* [RECORDS FOR PROCESSING]:

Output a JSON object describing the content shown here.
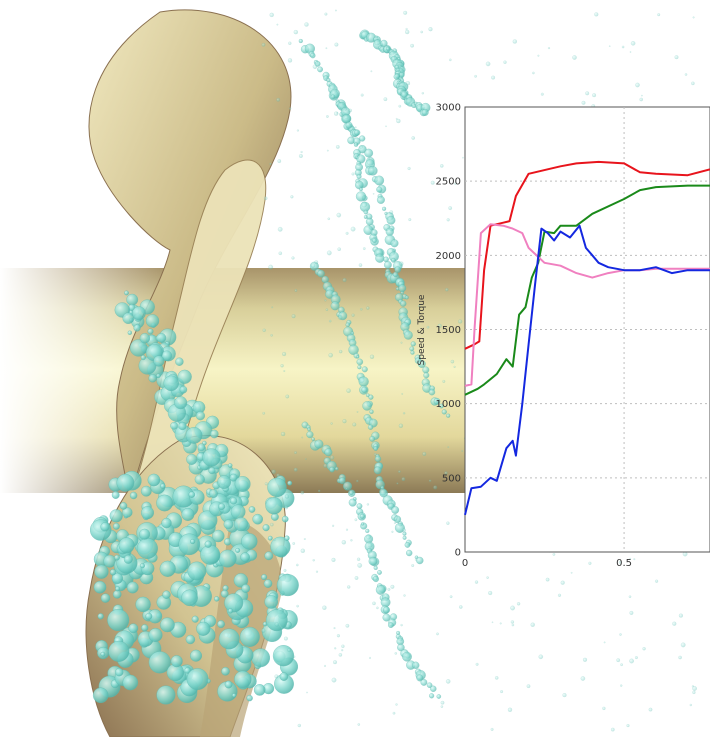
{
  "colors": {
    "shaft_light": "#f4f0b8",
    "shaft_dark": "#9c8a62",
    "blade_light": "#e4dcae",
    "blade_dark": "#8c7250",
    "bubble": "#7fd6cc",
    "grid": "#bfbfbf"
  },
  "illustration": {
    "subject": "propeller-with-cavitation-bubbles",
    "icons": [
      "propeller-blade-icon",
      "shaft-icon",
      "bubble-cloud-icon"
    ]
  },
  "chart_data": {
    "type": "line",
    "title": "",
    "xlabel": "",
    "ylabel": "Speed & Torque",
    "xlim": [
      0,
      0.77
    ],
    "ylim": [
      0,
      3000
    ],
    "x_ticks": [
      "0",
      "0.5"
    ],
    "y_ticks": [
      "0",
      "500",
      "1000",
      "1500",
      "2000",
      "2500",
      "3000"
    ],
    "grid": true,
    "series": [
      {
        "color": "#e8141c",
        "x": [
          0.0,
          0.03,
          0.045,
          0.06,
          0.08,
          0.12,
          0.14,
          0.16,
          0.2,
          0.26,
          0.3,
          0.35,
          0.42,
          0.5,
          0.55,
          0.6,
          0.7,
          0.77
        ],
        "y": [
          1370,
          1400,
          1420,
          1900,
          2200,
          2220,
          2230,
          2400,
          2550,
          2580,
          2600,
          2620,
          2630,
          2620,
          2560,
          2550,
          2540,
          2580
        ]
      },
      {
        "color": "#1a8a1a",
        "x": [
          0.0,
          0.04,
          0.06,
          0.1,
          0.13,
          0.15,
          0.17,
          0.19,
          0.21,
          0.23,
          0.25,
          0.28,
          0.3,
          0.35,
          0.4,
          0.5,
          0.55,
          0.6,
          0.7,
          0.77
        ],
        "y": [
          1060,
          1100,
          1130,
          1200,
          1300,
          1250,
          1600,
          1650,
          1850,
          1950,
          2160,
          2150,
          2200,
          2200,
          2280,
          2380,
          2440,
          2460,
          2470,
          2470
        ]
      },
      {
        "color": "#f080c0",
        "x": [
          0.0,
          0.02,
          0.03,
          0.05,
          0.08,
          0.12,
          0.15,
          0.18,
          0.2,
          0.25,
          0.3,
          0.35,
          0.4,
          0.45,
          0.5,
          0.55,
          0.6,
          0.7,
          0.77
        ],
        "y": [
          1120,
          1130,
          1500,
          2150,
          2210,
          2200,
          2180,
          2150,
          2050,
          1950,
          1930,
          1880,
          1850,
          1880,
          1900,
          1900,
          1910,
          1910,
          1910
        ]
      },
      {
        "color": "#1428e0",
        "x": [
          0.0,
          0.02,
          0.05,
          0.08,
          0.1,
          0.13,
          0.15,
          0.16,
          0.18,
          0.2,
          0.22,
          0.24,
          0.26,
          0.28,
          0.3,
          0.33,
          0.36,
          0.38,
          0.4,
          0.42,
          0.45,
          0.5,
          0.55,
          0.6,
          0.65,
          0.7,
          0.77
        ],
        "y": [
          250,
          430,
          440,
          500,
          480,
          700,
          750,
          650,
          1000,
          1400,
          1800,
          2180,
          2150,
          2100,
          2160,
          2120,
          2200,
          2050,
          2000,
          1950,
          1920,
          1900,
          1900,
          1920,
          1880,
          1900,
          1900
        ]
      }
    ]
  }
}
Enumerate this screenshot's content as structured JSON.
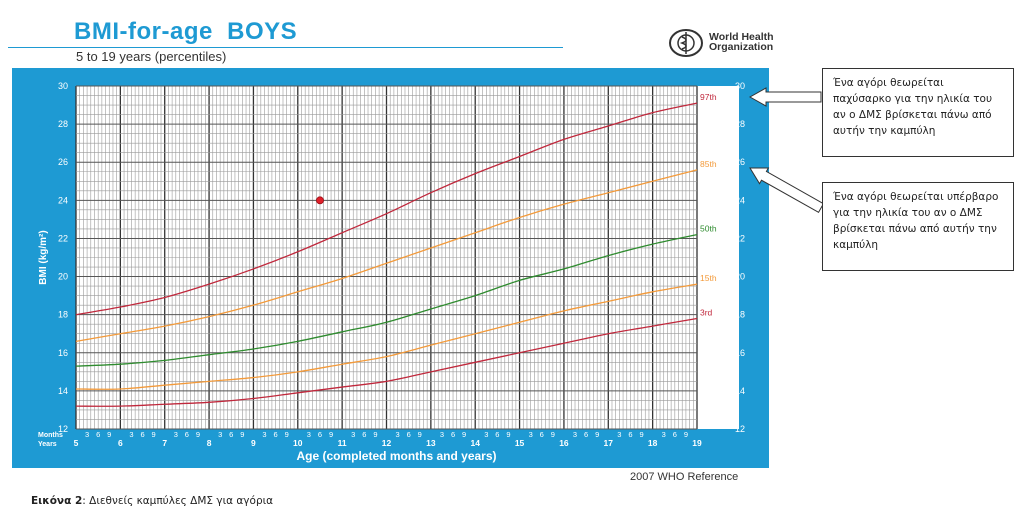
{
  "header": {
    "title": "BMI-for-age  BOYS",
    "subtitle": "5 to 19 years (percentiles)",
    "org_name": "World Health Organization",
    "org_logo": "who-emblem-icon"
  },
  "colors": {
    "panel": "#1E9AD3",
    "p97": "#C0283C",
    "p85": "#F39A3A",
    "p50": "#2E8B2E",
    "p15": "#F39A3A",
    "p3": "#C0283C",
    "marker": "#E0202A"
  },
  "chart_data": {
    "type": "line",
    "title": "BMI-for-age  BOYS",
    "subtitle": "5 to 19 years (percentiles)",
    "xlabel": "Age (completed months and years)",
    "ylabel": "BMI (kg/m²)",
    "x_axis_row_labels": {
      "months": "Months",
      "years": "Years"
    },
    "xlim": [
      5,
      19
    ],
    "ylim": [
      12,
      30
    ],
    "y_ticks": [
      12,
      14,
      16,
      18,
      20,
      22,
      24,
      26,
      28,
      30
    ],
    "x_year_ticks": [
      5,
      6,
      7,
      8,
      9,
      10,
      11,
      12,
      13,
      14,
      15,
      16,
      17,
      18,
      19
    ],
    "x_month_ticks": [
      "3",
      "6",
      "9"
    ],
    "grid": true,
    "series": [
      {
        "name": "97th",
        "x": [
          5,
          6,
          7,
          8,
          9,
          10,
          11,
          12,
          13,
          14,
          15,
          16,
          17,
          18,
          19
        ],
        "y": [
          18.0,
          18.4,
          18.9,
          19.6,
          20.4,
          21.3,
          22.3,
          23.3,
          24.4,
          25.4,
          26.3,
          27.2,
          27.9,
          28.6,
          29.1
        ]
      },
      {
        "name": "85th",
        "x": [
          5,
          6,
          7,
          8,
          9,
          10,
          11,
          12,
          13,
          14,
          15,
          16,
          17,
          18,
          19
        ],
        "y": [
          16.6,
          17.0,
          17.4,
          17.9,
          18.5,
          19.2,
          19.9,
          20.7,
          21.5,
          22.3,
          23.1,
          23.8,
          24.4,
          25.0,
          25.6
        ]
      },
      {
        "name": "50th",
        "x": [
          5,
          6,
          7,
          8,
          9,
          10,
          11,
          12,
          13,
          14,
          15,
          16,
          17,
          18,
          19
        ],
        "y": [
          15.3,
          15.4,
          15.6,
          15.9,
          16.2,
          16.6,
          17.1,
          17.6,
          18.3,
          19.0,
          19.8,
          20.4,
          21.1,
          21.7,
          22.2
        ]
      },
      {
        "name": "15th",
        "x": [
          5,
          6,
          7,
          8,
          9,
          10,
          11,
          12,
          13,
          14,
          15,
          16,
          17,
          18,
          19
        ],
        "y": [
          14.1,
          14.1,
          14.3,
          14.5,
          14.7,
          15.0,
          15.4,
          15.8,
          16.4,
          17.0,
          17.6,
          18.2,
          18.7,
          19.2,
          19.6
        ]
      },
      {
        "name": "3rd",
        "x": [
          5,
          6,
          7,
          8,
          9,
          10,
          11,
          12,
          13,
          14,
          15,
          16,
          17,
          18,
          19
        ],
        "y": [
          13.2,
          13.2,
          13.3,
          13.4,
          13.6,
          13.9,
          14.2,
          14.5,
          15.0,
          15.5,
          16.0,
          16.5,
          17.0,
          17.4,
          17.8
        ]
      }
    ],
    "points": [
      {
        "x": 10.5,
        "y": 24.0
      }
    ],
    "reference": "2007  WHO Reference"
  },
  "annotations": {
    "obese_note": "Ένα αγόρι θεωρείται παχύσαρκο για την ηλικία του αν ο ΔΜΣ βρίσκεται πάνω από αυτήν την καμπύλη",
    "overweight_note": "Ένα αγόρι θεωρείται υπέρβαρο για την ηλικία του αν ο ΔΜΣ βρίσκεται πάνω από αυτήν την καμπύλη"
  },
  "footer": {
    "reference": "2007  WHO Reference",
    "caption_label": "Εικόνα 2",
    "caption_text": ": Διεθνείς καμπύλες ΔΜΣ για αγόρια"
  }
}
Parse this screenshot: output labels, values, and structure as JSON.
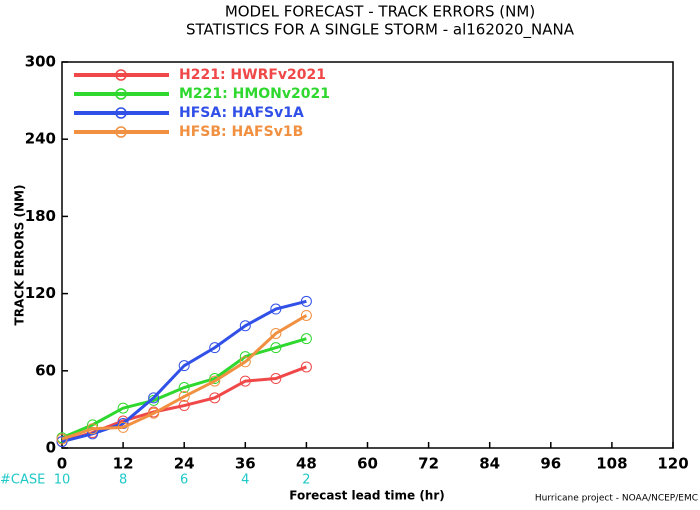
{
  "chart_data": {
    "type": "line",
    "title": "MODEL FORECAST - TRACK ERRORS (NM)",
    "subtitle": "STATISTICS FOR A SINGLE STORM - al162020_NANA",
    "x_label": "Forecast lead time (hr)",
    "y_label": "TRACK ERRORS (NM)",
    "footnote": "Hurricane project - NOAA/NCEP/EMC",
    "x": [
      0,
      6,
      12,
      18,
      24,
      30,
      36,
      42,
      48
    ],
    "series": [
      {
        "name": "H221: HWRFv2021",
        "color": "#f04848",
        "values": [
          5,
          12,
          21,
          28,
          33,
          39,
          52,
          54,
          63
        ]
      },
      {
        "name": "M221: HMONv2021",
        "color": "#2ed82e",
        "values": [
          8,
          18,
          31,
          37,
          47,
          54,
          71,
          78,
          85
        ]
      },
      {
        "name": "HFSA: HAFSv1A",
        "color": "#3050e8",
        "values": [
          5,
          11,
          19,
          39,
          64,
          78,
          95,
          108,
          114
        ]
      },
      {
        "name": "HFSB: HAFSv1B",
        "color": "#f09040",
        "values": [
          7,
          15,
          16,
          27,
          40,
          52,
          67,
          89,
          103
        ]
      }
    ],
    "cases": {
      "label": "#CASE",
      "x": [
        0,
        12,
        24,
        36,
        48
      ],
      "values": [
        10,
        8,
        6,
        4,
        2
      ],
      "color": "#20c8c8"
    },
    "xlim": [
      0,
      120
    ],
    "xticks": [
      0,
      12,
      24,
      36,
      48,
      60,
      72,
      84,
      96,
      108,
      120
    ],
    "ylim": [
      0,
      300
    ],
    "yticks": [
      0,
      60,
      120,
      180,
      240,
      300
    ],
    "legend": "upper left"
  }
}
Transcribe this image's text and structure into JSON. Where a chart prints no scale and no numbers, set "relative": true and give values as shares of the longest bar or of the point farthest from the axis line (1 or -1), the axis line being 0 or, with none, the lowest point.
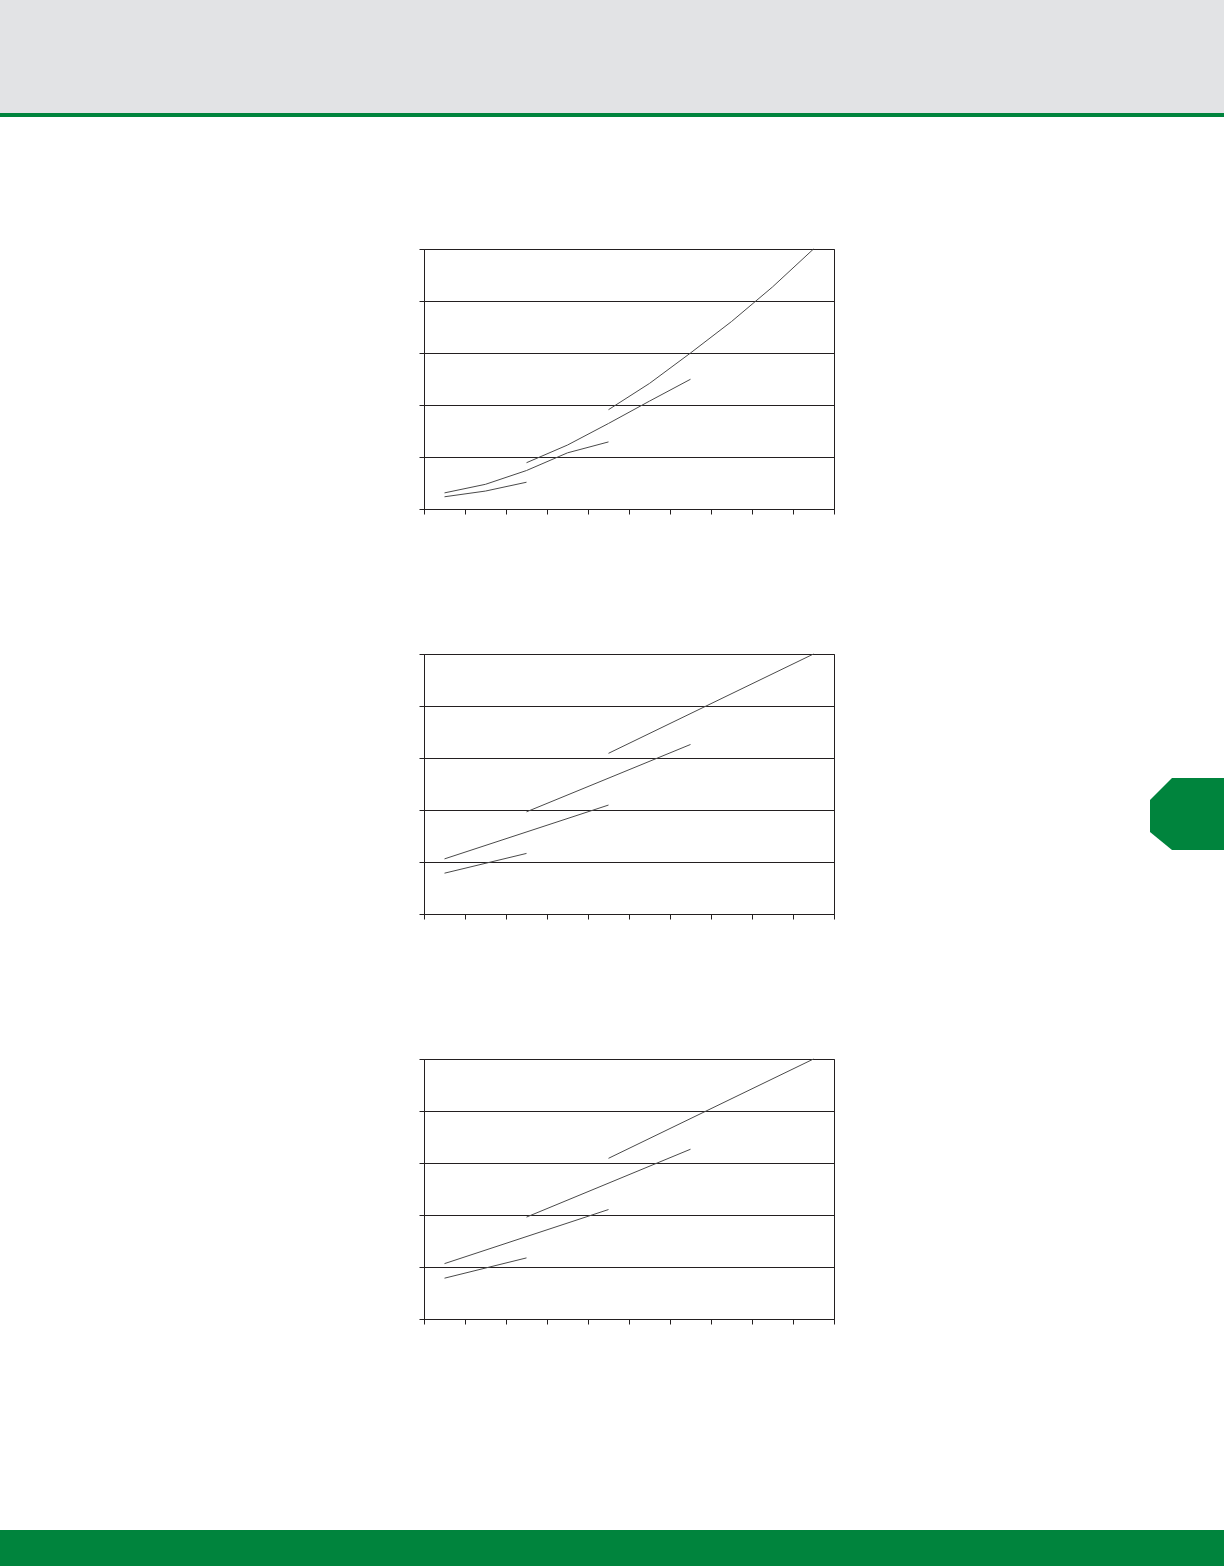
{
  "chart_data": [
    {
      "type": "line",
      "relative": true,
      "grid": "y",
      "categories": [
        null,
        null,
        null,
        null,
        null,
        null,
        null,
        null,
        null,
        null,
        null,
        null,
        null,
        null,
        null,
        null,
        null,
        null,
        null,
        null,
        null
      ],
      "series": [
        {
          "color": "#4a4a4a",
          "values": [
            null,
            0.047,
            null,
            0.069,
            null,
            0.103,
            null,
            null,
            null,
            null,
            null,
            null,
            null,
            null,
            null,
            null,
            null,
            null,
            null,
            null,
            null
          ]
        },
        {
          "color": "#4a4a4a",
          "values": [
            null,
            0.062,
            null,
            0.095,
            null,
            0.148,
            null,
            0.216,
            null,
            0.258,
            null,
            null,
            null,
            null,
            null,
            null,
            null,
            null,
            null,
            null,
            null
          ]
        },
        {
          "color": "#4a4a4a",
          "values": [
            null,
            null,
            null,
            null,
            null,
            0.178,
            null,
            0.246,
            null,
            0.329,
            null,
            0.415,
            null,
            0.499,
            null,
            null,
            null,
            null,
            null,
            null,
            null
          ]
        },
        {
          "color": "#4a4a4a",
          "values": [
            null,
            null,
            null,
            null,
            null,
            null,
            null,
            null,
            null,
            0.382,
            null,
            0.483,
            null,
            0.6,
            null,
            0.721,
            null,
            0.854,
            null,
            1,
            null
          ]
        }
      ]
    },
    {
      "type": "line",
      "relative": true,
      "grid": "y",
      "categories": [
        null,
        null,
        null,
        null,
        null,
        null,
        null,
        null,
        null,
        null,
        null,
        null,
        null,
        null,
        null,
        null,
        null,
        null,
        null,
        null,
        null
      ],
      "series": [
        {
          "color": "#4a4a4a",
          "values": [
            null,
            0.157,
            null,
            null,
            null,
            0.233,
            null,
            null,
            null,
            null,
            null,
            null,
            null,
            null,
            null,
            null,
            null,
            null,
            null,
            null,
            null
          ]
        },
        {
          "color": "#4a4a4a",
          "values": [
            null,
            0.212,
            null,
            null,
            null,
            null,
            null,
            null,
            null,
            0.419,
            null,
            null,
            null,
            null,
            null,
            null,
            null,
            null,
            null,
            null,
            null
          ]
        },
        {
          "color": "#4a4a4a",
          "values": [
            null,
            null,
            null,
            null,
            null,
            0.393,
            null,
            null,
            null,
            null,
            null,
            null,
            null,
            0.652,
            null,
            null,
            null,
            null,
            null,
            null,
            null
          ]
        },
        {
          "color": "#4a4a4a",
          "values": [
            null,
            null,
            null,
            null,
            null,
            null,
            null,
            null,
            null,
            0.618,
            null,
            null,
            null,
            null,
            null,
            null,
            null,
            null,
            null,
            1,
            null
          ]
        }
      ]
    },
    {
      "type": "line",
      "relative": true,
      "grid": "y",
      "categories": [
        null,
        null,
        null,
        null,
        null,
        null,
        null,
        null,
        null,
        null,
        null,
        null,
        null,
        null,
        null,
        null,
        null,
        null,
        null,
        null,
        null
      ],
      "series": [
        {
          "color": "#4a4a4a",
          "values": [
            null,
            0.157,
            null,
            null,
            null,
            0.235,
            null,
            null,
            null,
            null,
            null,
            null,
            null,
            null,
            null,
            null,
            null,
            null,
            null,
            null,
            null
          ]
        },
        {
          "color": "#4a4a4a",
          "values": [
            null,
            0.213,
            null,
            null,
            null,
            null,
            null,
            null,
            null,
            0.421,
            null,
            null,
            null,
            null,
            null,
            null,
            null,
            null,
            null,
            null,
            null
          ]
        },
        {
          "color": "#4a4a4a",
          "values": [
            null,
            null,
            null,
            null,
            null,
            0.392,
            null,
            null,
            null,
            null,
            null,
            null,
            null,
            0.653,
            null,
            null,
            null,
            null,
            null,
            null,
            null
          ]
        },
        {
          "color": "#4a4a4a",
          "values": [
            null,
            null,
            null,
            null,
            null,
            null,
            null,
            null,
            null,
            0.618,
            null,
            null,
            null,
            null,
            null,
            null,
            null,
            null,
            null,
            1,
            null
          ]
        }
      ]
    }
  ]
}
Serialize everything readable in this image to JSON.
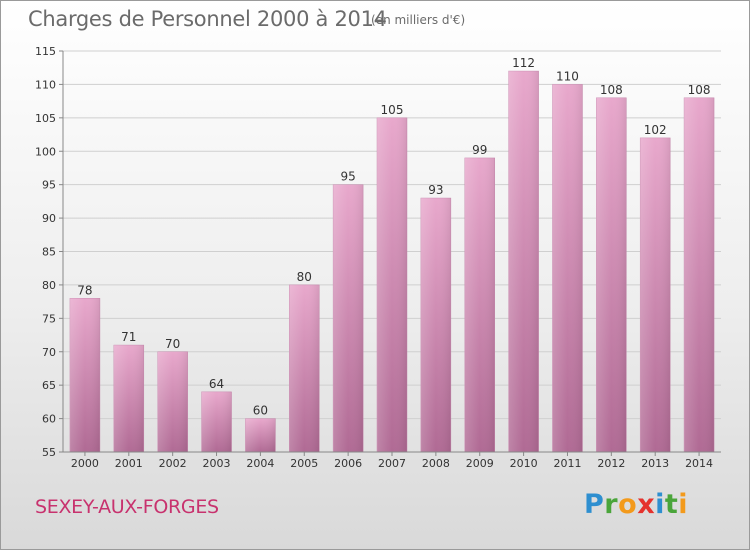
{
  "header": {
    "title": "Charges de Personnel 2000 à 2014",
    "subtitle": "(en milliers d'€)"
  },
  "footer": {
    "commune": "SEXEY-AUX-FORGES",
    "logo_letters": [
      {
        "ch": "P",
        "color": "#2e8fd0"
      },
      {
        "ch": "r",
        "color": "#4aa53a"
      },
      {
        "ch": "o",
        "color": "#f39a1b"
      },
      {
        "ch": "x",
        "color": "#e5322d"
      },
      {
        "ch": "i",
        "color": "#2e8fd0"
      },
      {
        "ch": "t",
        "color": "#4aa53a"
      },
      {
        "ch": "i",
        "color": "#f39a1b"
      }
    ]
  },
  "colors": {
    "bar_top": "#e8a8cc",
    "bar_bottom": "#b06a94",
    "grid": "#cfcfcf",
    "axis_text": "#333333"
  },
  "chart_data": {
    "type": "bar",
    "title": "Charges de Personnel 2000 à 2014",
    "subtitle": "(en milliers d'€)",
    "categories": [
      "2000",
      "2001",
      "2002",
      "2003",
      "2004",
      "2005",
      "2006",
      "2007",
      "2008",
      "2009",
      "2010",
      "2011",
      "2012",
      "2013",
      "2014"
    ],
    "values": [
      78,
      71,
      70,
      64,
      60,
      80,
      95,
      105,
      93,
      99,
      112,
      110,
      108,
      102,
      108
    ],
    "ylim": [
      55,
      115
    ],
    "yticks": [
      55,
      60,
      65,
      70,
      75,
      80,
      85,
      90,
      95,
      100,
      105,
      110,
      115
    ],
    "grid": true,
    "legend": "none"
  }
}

* [GIVEN EXERCISE]: Determine the number of lines where the string "milliers" occurs, and give that number only.

* [CORRECT ANSWER]: 2